◆ Your task ◆
Scan the entries below. List each line with "Since".

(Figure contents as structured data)
____________

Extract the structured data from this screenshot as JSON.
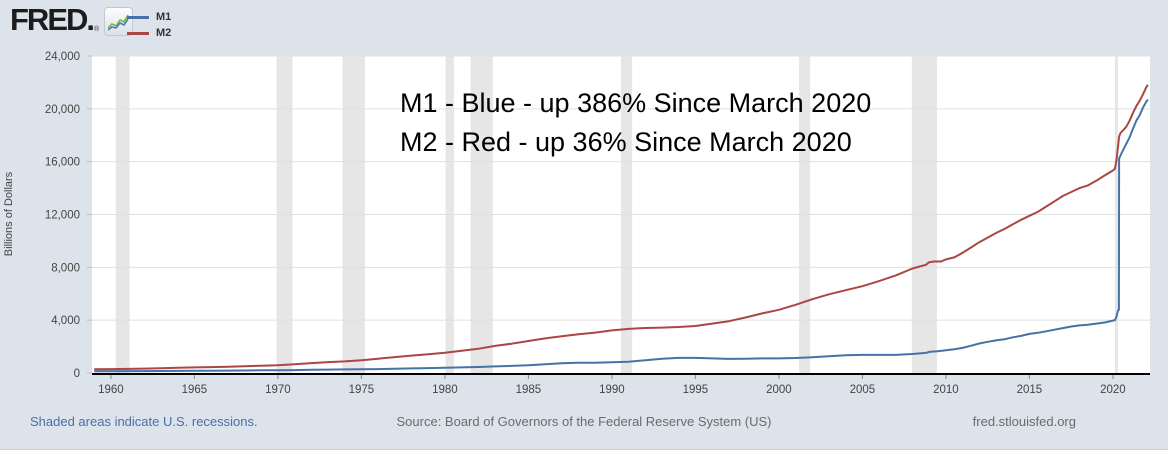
{
  "header": {
    "logo_text": "FRED",
    "logo_suffix": ".",
    "registered_mark": "®",
    "logo_icon": "fred-sparkline-icon"
  },
  "legend": [
    {
      "label": "M1",
      "color": "#4572a7"
    },
    {
      "label": "M2",
      "color": "#aa4643"
    }
  ],
  "annotation": {
    "line1": "M1 - Blue - up 386% Since March 2020",
    "line2": "M2 - Red - up 36% Since March 2020"
  },
  "footer": {
    "recessions_note": "Shaded areas indicate U.S. recessions.",
    "source": "Source: Board of Governors of the Federal Reserve System (US)",
    "site": "fred.stlouisfed.org"
  },
  "colors": {
    "background": "#dde3eb",
    "plot_background": "#ffffff",
    "gridline": "#e0e0e0",
    "recession_band": "#e6e6e6",
    "axis_line": "#000000",
    "tick_text": "#444444",
    "m1_blue": "#4572a7",
    "m2_red": "#aa4643",
    "link_blue": "#4a6fa5",
    "footer_gray": "#6b6b6b"
  },
  "chart_data": {
    "type": "line",
    "title": "",
    "xlabel": "",
    "ylabel": "Billions of Dollars",
    "ylim": [
      0,
      24000
    ],
    "xlim": [
      1958.87,
      2022.22
    ],
    "yticks": [
      0,
      4000,
      8000,
      12000,
      16000,
      20000,
      24000
    ],
    "ytick_labels": [
      "0",
      "4,000",
      "8,000",
      "12,000",
      "16,000",
      "20,000",
      "24,000"
    ],
    "xticks": [
      1960,
      1965,
      1970,
      1975,
      1980,
      1985,
      1990,
      1995,
      2000,
      2005,
      2010,
      2015,
      2020
    ],
    "xtick_labels": [
      "1960",
      "1965",
      "1970",
      "1975",
      "1980",
      "1985",
      "1990",
      "1995",
      "2000",
      "2005",
      "2010",
      "2015",
      "2020"
    ],
    "grid": "horizontal",
    "legend_position": "top-left",
    "recession_bands": [
      [
        1960.29,
        1961.12
      ],
      [
        1969.92,
        1970.87
      ],
      [
        1973.87,
        1975.21
      ],
      [
        1980.04,
        1980.54
      ],
      [
        1981.54,
        1982.87
      ],
      [
        1990.54,
        1991.21
      ],
      [
        2001.21,
        2001.87
      ],
      [
        2007.96,
        2009.46
      ],
      [
        2020.12,
        2020.29
      ]
    ],
    "series": [
      {
        "name": "M1",
        "color": "#4572a7",
        "points": [
          [
            1959.0,
            139
          ],
          [
            1960,
            140
          ],
          [
            1961,
            142
          ],
          [
            1962,
            146
          ],
          [
            1963,
            151
          ],
          [
            1964,
            157
          ],
          [
            1965,
            164
          ],
          [
            1966,
            171
          ],
          [
            1967,
            178
          ],
          [
            1968,
            190
          ],
          [
            1969,
            201
          ],
          [
            1970,
            209
          ],
          [
            1971,
            223
          ],
          [
            1972,
            239
          ],
          [
            1973,
            257
          ],
          [
            1974,
            269
          ],
          [
            1975,
            281
          ],
          [
            1976,
            297
          ],
          [
            1977,
            320
          ],
          [
            1978,
            346
          ],
          [
            1979,
            372
          ],
          [
            1980,
            395
          ],
          [
            1981,
            425
          ],
          [
            1982,
            453
          ],
          [
            1983,
            503
          ],
          [
            1984,
            538
          ],
          [
            1985,
            587
          ],
          [
            1986,
            666
          ],
          [
            1987,
            743
          ],
          [
            1988,
            774
          ],
          [
            1989,
            782
          ],
          [
            1990,
            810
          ],
          [
            1991,
            859
          ],
          [
            1992,
            965
          ],
          [
            1993,
            1078
          ],
          [
            1994,
            1145
          ],
          [
            1995,
            1143
          ],
          [
            1996,
            1106
          ],
          [
            1997,
            1070
          ],
          [
            1998,
            1080
          ],
          [
            1999,
            1102
          ],
          [
            2000,
            1104
          ],
          [
            2001,
            1136
          ],
          [
            2002,
            1196
          ],
          [
            2003,
            1274
          ],
          [
            2004,
            1344
          ],
          [
            2005,
            1372
          ],
          [
            2006,
            1374
          ],
          [
            2007,
            1373
          ],
          [
            2008,
            1435
          ],
          [
            2008.8,
            1525
          ],
          [
            2009,
            1595
          ],
          [
            2009.5,
            1650
          ],
          [
            2010,
            1722
          ],
          [
            2010.5,
            1800
          ],
          [
            2011,
            1900
          ],
          [
            2011.6,
            2100
          ],
          [
            2012,
            2230
          ],
          [
            2012.5,
            2360
          ],
          [
            2013,
            2470
          ],
          [
            2013.5,
            2550
          ],
          [
            2014,
            2700
          ],
          [
            2014.5,
            2810
          ],
          [
            2015,
            2960
          ],
          [
            2015.5,
            3040
          ],
          [
            2016,
            3160
          ],
          [
            2016.5,
            3280
          ],
          [
            2017,
            3400
          ],
          [
            2017.5,
            3520
          ],
          [
            2018,
            3600
          ],
          [
            2018.5,
            3660
          ],
          [
            2019,
            3740
          ],
          [
            2019.5,
            3820
          ],
          [
            2020.0,
            3970
          ],
          [
            2020.12,
            4003
          ],
          [
            2020.21,
            4261
          ],
          [
            2020.3,
            4700
          ],
          [
            2020.36,
            4790
          ],
          [
            2020.37,
            16242
          ],
          [
            2020.5,
            16600
          ],
          [
            2020.7,
            17100
          ],
          [
            2020.9,
            17600
          ],
          [
            2021.0,
            17850
          ],
          [
            2021.2,
            18500
          ],
          [
            2021.4,
            19100
          ],
          [
            2021.6,
            19500
          ],
          [
            2021.8,
            20100
          ],
          [
            2022.0,
            20550
          ],
          [
            2022.1,
            20700
          ]
        ]
      },
      {
        "name": "M2",
        "color": "#aa4643",
        "points": [
          [
            1959.0,
            287
          ],
          [
            1960,
            298
          ],
          [
            1961,
            312
          ],
          [
            1962,
            335
          ],
          [
            1963,
            362
          ],
          [
            1964,
            393
          ],
          [
            1965,
            425
          ],
          [
            1966,
            448
          ],
          [
            1967,
            480
          ],
          [
            1968,
            515
          ],
          [
            1969,
            550
          ],
          [
            1970,
            590
          ],
          [
            1971,
            668
          ],
          [
            1972,
            750
          ],
          [
            1973,
            822
          ],
          [
            1974,
            880
          ],
          [
            1975,
            963
          ],
          [
            1976,
            1086
          ],
          [
            1977,
            1203
          ],
          [
            1978,
            1320
          ],
          [
            1979,
            1425
          ],
          [
            1980,
            1540
          ],
          [
            1981,
            1679
          ],
          [
            1982,
            1831
          ],
          [
            1983,
            2055
          ],
          [
            1984,
            2219
          ],
          [
            1985,
            2419
          ],
          [
            1986,
            2616
          ],
          [
            1987,
            2786
          ],
          [
            1988,
            2933
          ],
          [
            1989,
            3056
          ],
          [
            1990,
            3223
          ],
          [
            1991,
            3342
          ],
          [
            1992,
            3404
          ],
          [
            1993,
            3441
          ],
          [
            1994,
            3479
          ],
          [
            1995,
            3558
          ],
          [
            1996,
            3741
          ],
          [
            1997,
            3921
          ],
          [
            1998,
            4204
          ],
          [
            1999,
            4511
          ],
          [
            2000,
            4786
          ],
          [
            2001,
            5165
          ],
          [
            2002,
            5584
          ],
          [
            2003,
            5957
          ],
          [
            2004,
            6270
          ],
          [
            2005,
            6571
          ],
          [
            2006,
            6956
          ],
          [
            2007,
            7388
          ],
          [
            2008,
            7910
          ],
          [
            2008.8,
            8190
          ],
          [
            2009,
            8390
          ],
          [
            2009.3,
            8440
          ],
          [
            2009.7,
            8440
          ],
          [
            2010,
            8600
          ],
          [
            2010.5,
            8750
          ],
          [
            2011,
            9100
          ],
          [
            2011.5,
            9500
          ],
          [
            2012,
            9900
          ],
          [
            2012.5,
            10250
          ],
          [
            2013,
            10600
          ],
          [
            2013.5,
            10900
          ],
          [
            2014,
            11250
          ],
          [
            2014.5,
            11600
          ],
          [
            2015,
            11900
          ],
          [
            2015.5,
            12200
          ],
          [
            2016,
            12600
          ],
          [
            2016.5,
            13000
          ],
          [
            2017,
            13400
          ],
          [
            2017.5,
            13700
          ],
          [
            2018,
            14000
          ],
          [
            2018.5,
            14200
          ],
          [
            2019,
            14550
          ],
          [
            2019.5,
            14950
          ],
          [
            2020.0,
            15330
          ],
          [
            2020.12,
            15450
          ],
          [
            2020.21,
            16080
          ],
          [
            2020.29,
            17020
          ],
          [
            2020.37,
            17900
          ],
          [
            2020.45,
            18160
          ],
          [
            2020.6,
            18350
          ],
          [
            2020.8,
            18650
          ],
          [
            2021.0,
            19100
          ],
          [
            2021.2,
            19700
          ],
          [
            2021.4,
            20200
          ],
          [
            2021.6,
            20600
          ],
          [
            2021.8,
            21100
          ],
          [
            2022.0,
            21640
          ],
          [
            2022.1,
            21810
          ]
        ]
      }
    ]
  }
}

____________

◆ Exercise response ◆
    "line1": "M1 - Blue - up 386% Since March 2020",
    "line2": "M2 - Red - up 36% Since March 2020"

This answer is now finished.